**EXERCISE:** Do not carry the pictures over; copy every other part of the entries exactly.
## Begin
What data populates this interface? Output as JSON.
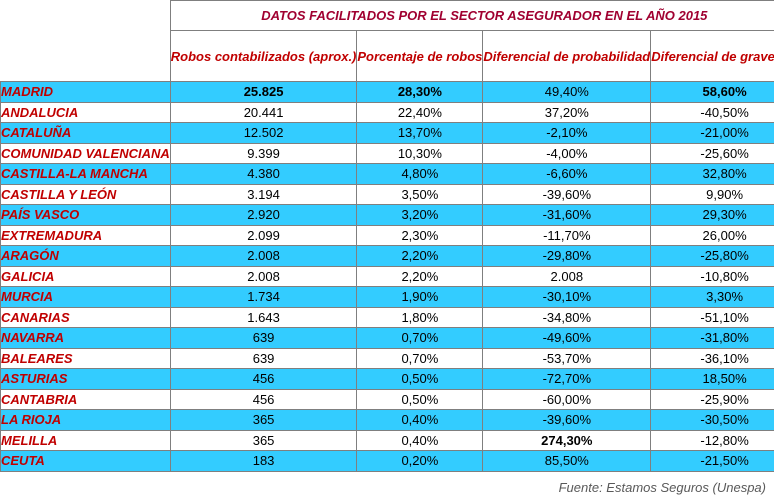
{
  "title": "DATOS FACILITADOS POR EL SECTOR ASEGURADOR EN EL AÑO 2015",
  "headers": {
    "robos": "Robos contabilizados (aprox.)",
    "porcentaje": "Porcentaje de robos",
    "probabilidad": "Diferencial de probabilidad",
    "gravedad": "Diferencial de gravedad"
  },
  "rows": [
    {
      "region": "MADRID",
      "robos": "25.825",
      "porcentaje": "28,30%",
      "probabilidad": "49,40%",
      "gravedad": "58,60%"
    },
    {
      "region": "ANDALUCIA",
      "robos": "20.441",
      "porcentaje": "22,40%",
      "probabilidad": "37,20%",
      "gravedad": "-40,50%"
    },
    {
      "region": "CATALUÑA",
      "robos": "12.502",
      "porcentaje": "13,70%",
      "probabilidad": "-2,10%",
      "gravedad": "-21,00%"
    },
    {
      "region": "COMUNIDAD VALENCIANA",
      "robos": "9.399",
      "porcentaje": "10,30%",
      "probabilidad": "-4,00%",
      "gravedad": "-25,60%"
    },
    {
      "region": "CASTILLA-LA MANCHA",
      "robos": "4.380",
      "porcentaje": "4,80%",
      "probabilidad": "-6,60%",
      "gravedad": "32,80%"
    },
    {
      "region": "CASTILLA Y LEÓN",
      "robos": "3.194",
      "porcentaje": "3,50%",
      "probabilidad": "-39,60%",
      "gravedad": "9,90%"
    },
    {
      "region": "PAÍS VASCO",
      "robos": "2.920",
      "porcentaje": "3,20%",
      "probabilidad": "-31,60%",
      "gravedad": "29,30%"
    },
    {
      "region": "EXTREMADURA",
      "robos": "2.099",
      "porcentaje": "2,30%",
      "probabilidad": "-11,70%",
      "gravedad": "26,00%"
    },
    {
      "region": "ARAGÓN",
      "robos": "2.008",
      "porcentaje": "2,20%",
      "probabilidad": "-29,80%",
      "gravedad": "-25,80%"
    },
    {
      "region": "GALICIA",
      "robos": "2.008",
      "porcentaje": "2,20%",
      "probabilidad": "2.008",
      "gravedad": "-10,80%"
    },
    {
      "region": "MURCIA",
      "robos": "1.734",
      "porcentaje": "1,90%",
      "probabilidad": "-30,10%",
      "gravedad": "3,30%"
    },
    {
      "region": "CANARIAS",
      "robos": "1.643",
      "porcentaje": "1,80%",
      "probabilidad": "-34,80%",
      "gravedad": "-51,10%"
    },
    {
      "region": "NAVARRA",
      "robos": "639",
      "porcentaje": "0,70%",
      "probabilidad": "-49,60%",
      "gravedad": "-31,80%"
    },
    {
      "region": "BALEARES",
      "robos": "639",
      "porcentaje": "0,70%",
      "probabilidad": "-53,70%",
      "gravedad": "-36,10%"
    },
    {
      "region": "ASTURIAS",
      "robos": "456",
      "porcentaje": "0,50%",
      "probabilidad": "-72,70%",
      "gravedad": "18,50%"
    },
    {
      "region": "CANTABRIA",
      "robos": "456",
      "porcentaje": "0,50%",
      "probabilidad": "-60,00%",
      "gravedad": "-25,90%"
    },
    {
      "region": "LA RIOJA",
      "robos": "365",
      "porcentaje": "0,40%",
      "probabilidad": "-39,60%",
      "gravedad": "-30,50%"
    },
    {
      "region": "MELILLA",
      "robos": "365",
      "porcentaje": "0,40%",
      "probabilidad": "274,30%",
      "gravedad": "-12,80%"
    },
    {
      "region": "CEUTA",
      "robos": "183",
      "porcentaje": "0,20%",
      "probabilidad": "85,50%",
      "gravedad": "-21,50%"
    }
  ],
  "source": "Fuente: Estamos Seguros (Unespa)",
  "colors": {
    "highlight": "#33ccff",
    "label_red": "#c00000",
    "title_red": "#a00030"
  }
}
## End
**RESPONSE FOR THIS EXERCISE:**
What data populates this interface? Output as JSON.
{
  "title": "DATOS FACILITADOS POR EL SECTOR ASEGURADOR EN EL AÑO 2015",
  "headers": {
    "robos": "Robos contabilizados (aprox.)",
    "porcentaje": "Porcentaje de robos",
    "probabilidad": "Diferencial de probabilidad",
    "gravedad": "Diferencial de gravedad"
  },
  "rows": [
    {
      "region": "MADRID",
      "robos": "25.825",
      "porcentaje": "28,30%",
      "probabilidad": "49,40%",
      "gravedad": "58,60%"
    },
    {
      "region": "ANDALUCIA",
      "robos": "20.441",
      "porcentaje": "22,40%",
      "probabilidad": "37,20%",
      "gravedad": "-40,50%"
    },
    {
      "region": "CATALUÑA",
      "robos": "12.502",
      "porcentaje": "13,70%",
      "probabilidad": "-2,10%",
      "gravedad": "-21,00%"
    },
    {
      "region": "COMUNIDAD VALENCIANA",
      "robos": "9.399",
      "porcentaje": "10,30%",
      "probabilidad": "-4,00%",
      "gravedad": "-25,60%"
    },
    {
      "region": "CASTILLA-LA MANCHA",
      "robos": "4.380",
      "porcentaje": "4,80%",
      "probabilidad": "-6,60%",
      "gravedad": "32,80%"
    },
    {
      "region": "CASTILLA Y LEÓN",
      "robos": "3.194",
      "porcentaje": "3,50%",
      "probabilidad": "-39,60%",
      "gravedad": "9,90%"
    },
    {
      "region": "PAÍS VASCO",
      "robos": "2.920",
      "porcentaje": "3,20%",
      "probabilidad": "-31,60%",
      "gravedad": "29,30%"
    },
    {
      "region": "EXTREMADURA",
      "robos": "2.099",
      "porcentaje": "2,30%",
      "probabilidad": "-11,70%",
      "gravedad": "26,00%"
    },
    {
      "region": "ARAGÓN",
      "robos": "2.008",
      "porcentaje": "2,20%",
      "probabilidad": "-29,80%",
      "gravedad": "-25,80%"
    },
    {
      "region": "GALICIA",
      "robos": "2.008",
      "porcentaje": "2,20%",
      "probabilidad": "2.008",
      "gravedad": "-10,80%"
    },
    {
      "region": "MURCIA",
      "robos": "1.734",
      "porcentaje": "1,90%",
      "probabilidad": "-30,10%",
      "gravedad": "3,30%"
    },
    {
      "region": "CANARIAS",
      "robos": "1.643",
      "porcentaje": "1,80%",
      "probabilidad": "-34,80%",
      "gravedad": "-51,10%"
    },
    {
      "region": "NAVARRA",
      "robos": "639",
      "porcentaje": "0,70%",
      "probabilidad": "-49,60%",
      "gravedad": "-31,80%"
    },
    {
      "region": "BALEARES",
      "robos": "639",
      "porcentaje": "0,70%",
      "probabilidad": "-53,70%",
      "gravedad": "-36,10%"
    },
    {
      "region": "ASTURIAS",
      "robos": "456",
      "porcentaje": "0,50%",
      "probabilidad": "-72,70%",
      "gravedad": "18,50%"
    },
    {
      "region": "CANTABRIA",
      "robos": "456",
      "porcentaje": "0,50%",
      "probabilidad": "-60,00%",
      "gravedad": "-25,90%"
    },
    {
      "region": "LA RIOJA",
      "robos": "365",
      "porcentaje": "0,40%",
      "probabilidad": "-39,60%",
      "gravedad": "-30,50%"
    },
    {
      "region": "MELILLA",
      "robos": "365",
      "porcentaje": "0,40%",
      "probabilidad": "274,30%",
      "gravedad": "-12,80%"
    },
    {
      "region": "CEUTA",
      "robos": "183",
      "porcentaje": "0,20%",
      "probabilidad": "85,50%",
      "gravedad": "-21,50%"
    }
  ],
  "source": "Fuente: Estamos Seguros (Unespa)",
  "colors": {
    "highlight": "#33ccff",
    "label_red": "#c00000",
    "title_red": "#a00030"
  }
}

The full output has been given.